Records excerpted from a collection
'''
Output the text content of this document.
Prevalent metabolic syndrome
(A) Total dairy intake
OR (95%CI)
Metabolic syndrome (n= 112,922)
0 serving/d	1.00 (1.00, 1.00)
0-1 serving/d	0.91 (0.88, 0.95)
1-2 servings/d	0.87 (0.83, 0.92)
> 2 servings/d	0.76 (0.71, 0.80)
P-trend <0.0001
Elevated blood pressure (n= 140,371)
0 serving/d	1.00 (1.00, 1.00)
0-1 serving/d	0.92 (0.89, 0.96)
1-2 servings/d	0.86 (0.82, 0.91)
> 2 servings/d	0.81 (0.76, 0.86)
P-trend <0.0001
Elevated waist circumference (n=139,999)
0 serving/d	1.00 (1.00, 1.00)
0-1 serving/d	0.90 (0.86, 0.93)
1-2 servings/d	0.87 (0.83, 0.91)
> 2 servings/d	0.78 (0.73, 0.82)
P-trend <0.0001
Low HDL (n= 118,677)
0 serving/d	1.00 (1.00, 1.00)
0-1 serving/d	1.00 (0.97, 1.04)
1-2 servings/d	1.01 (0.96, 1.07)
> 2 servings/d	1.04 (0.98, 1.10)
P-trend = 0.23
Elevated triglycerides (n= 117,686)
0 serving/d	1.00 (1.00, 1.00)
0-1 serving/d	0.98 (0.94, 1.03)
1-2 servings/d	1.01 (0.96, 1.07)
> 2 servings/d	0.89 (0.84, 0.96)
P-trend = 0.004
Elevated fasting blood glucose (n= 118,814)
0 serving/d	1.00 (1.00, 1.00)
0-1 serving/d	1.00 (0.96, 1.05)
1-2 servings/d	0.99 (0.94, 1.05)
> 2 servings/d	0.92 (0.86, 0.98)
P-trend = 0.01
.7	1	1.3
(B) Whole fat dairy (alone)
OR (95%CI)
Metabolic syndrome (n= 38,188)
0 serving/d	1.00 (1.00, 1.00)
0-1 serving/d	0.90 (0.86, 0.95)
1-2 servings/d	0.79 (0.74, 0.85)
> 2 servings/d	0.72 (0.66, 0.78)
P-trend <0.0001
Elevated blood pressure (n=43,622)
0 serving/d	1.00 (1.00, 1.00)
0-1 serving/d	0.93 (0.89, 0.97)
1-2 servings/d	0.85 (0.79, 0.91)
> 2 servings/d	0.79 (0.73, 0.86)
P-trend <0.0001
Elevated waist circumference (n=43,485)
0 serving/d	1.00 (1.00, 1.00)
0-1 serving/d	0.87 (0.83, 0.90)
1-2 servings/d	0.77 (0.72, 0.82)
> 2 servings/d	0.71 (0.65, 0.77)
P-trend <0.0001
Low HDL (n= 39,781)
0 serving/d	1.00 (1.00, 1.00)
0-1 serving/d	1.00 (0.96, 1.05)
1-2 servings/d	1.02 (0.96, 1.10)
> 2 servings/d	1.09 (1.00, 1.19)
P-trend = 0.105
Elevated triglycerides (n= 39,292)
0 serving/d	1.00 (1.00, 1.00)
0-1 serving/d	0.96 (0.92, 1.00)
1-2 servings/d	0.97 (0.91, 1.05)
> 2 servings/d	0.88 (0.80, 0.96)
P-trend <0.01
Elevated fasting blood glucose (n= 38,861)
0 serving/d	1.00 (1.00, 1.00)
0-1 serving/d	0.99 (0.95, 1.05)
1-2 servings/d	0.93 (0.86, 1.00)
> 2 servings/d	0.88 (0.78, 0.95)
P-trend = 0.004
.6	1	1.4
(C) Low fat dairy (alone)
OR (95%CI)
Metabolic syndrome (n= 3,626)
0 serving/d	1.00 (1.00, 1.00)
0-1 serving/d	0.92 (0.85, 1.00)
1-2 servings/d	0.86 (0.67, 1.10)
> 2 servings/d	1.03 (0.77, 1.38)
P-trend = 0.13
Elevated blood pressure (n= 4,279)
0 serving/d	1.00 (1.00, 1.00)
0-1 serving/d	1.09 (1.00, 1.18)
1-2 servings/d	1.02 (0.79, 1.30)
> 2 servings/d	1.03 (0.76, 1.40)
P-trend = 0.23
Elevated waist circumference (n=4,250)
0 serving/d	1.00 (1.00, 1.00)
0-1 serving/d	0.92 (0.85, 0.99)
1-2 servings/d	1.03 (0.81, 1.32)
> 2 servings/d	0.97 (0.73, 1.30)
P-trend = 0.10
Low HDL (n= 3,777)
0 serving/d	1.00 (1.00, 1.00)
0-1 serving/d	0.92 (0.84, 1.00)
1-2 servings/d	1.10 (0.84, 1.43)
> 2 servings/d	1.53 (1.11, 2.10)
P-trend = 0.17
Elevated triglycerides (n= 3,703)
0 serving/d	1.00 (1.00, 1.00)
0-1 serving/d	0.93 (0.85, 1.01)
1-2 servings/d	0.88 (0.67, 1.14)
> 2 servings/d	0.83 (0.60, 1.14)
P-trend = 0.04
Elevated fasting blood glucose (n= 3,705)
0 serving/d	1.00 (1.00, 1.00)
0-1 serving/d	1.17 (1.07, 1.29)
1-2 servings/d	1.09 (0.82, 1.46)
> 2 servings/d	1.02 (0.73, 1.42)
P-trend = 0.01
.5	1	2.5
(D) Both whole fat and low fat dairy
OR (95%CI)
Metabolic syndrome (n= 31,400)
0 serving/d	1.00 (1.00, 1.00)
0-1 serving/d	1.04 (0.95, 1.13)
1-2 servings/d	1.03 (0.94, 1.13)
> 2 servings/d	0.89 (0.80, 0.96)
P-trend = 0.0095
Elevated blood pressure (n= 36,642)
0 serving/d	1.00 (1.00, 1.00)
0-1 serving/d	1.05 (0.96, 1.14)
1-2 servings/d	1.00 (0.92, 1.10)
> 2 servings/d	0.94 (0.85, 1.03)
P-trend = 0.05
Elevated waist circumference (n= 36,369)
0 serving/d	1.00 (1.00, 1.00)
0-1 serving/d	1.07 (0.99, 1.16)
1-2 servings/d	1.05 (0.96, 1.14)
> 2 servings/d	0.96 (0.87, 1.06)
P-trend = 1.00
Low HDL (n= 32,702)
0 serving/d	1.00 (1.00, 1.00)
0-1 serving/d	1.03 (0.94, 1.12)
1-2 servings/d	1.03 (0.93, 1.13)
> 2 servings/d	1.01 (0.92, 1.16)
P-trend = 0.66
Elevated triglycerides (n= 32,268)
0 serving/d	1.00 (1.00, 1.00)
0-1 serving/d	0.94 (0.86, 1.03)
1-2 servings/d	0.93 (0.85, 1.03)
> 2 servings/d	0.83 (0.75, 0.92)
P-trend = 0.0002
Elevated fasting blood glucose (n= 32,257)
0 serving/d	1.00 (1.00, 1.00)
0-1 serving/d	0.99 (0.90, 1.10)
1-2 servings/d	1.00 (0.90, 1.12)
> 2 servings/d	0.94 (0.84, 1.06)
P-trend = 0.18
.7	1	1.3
'''
__Your goal__
Transcribe every record above exactly as it appears.

__Solution to this task__
Output the text content of this document.
Prevalent metabolic syndrome
(A) Total dairy intake
OR (95%CI)
Metabolic syndrome (n= 112,922)
0 serving/d	1.00 (1.00, 1.00)
0-1 serving/d	0.91 (0.88, 0.95)
1-2 servings/d	0.87 (0.83, 0.92)
> 2 servings/d	0.76 (0.71, 0.80)
P-trend <0.0001
Elevated blood pressure (n= 140,371)
0 serving/d	1.00 (1.00, 1.00)
0-1 serving/d	0.92 (0.89, 0.96)
1-2 servings/d	0.86 (0.82, 0.91)
> 2 servings/d	0.81 (0.76, 0.86)
P-trend <0.0001
Elevated waist circumference (n=139,999)
0 serving/d	1.00 (1.00, 1.00)
0-1 serving/d	0.90 (0.86, 0.93)
1-2 servings/d	0.87 (0.83, 0.91)
> 2 servings/d	0.78 (0.73, 0.82)
P-trend <0.0001
Low HDL (n= 118,677)
0 serving/d	1.00 (1.00, 1.00)
0-1 serving/d	1.00 (0.97, 1.04)
1-2 servings/d	1.01 (0.96, 1.07)
> 2 servings/d	1.04 (0.98, 1.10)
P-trend = 0.23
Elevated triglycerides (n= 117,686)
0 serving/d	1.00 (1.00, 1.00)
0-1 serving/d	0.98 (0.94, 1.03)
1-2 servings/d	1.01 (0.96, 1.07)
> 2 servings/d	0.89 (0.84, 0.96)
P-trend = 0.004
Elevated fasting blood glucose (n= 118,814)
0 serving/d	1.00 (1.00, 1.00)
0-1 serving/d	1.00 (0.96, 1.05)
1-2 servings/d	0.99 (0.94, 1.05)
> 2 servings/d	0.92 (0.86, 0.98)
P-trend = 0.01
.7	1	1.3
(B) Whole fat dairy (alone)
OR (95%CI)
Metabolic syndrome (n= 38,188)
0 serving/d	1.00 (1.00, 1.00)
0-1 serving/d	0.90 (0.86, 0.95)
1-2 servings/d	0.79 (0.74, 0.85)
> 2 servings/d	0.72 (0.66, 0.78)
P-trend <0.0001
Elevated blood pressure (n=43,622)
0 serving/d	1.00 (1.00, 1.00)
0-1 serving/d	0.93 (0.89, 0.97)
1-2 servings/d	0.85 (0.79, 0.91)
> 2 servings/d	0.79 (0.73, 0.86)
P-trend <0.0001
Elevated waist circumference (n=43,485)
0 serving/d	1.00 (1.00, 1.00)
0-1 serving/d	0.87 (0.83, 0.90)
1-2 servings/d	0.77 (0.72, 0.82)
> 2 servings/d	0.71 (0.65, 0.77)
P-trend <0.0001
Low HDL (n= 39,781)
0 serving/d	1.00 (1.00, 1.00)
0-1 serving/d	1.00 (0.96, 1.05)
1-2 servings/d	1.02 (0.96, 1.10)
> 2 servings/d	1.09 (1.00, 1.19)
P-trend = 0.105
Elevated triglycerides (n= 39,292)
0 serving/d	1.00 (1.00, 1.00)
0-1 serving/d	0.96 (0.92, 1.00)
1-2 servings/d	0.97 (0.91, 1.05)
> 2 servings/d	0.88 (0.80, 0.96)
P-trend <0.01
Elevated fasting blood glucose (n= 38,861)
0 serving/d	1.00 (1.00, 1.00)
0-1 serving/d	0.99 (0.95, 1.05)
1-2 servings/d	0.93 (0.86, 1.00)
> 2 servings/d	0.88 (0.78, 0.95)
P-trend = 0.004
.6	1	1.4
(C) Low fat dairy (alone)
OR (95%CI)
Metabolic syndrome (n= 3,626)
0 serving/d	1.00 (1.00, 1.00)
0-1 serving/d	0.92 (0.85, 1.00)
1-2 servings/d	0.86 (0.67, 1.10)
> 2 servings/d	1.03 (0.77, 1.38)
P-trend = 0.13
Elevated blood pressure (n= 4,279)
0 serving/d	1.00 (1.00, 1.00)
0-1 serving/d	1.09 (1.00, 1.18)
1-2 servings/d	1.02 (0.79, 1.30)
> 2 servings/d	1.03 (0.76, 1.40)
P-trend = 0.23
Elevated waist circumference (n=4,250)
0 serving/d	1.00 (1.00, 1.00)
0-1 serving/d	0.92 (0.85, 0.99)
1-2 servings/d	1.03 (0.81, 1.32)
> 2 servings/d	0.97 (0.73, 1.30)
P-trend = 0.10
Low HDL (n= 3,777)
0 serving/d	1.00 (1.00, 1.00)
0-1 serving/d	0.92 (0.84, 1.00)
1-2 servings/d	1.10 (0.84, 1.43)
> 2 servings/d	1.53 (1.11, 2.10)
P-trend = 0.17
Elevated triglycerides (n= 3,703)
0 serving/d	1.00 (1.00, 1.00)
0-1 serving/d	0.93 (0.85, 1.01)
1-2 servings/d	0.88 (0.67, 1.14)
> 2 servings/d	0.83 (0.60, 1.14)
P-trend = 0.04
Elevated fasting blood glucose (n= 3,705)
0 serving/d	1.00 (1.00, 1.00)
0-1 serving/d	1.17 (1.07, 1.29)
1-2 servings/d	1.09 (0.82, 1.46)
> 2 servings/d	1.02 (0.73, 1.42)
P-trend = 0.01
.5	1	2.5
(D) Both whole fat and low fat dairy
OR (95%CI)
Metabolic syndrome (n= 31,400)
0 serving/d	1.00 (1.00, 1.00)
0-1 serving/d	1.04 (0.95, 1.13)
1-2 servings/d	1.03 (0.94, 1.13)
> 2 servings/d	0.89 (0.80, 0.96)
P-trend = 0.0095
Elevated blood pressure (n= 36,642)
0 serving/d	1.00 (1.00, 1.00)
0-1 serving/d	1.05 (0.96, 1.14)
1-2 servings/d	1.00 (0.92, 1.10)
> 2 servings/d	0.94 (0.85, 1.03)
P-trend = 0.05
Elevated waist circumference (n= 36,369)
0 serving/d	1.00 (1.00, 1.00)
0-1 serving/d	1.07 (0.99, 1.16)
1-2 servings/d	1.05 (0.96, 1.14)
> 2 servings/d	0.96 (0.87, 1.06)
P-trend = 1.00
Low HDL (n= 32,702)
0 serving/d	1.00 (1.00, 1.00)
0-1 serving/d	1.03 (0.94, 1.12)
1-2 servings/d	1.03 (0.93, 1.13)
> 2 servings/d	1.01 (0.92, 1.16)
P-trend = 0.66
Elevated triglycerides (n= 32,268)
0 serving/d	1.00 (1.00, 1.00)
0-1 serving/d	0.94 (0.86, 1.03)
1-2 servings/d	0.93 (0.85, 1.03)
> 2 servings/d	0.83 (0.75, 0.92)
P-trend = 0.0002
Elevated fasting blood glucose (n= 32,257)
0 serving/d	1.00 (1.00, 1.00)
0-1 serving/d	0.99 (0.90, 1.10)
1-2 servings/d	1.00 (0.90, 1.12)
> 2 servings/d	0.94 (0.84, 1.06)
P-trend = 0.18
.7	1	1.3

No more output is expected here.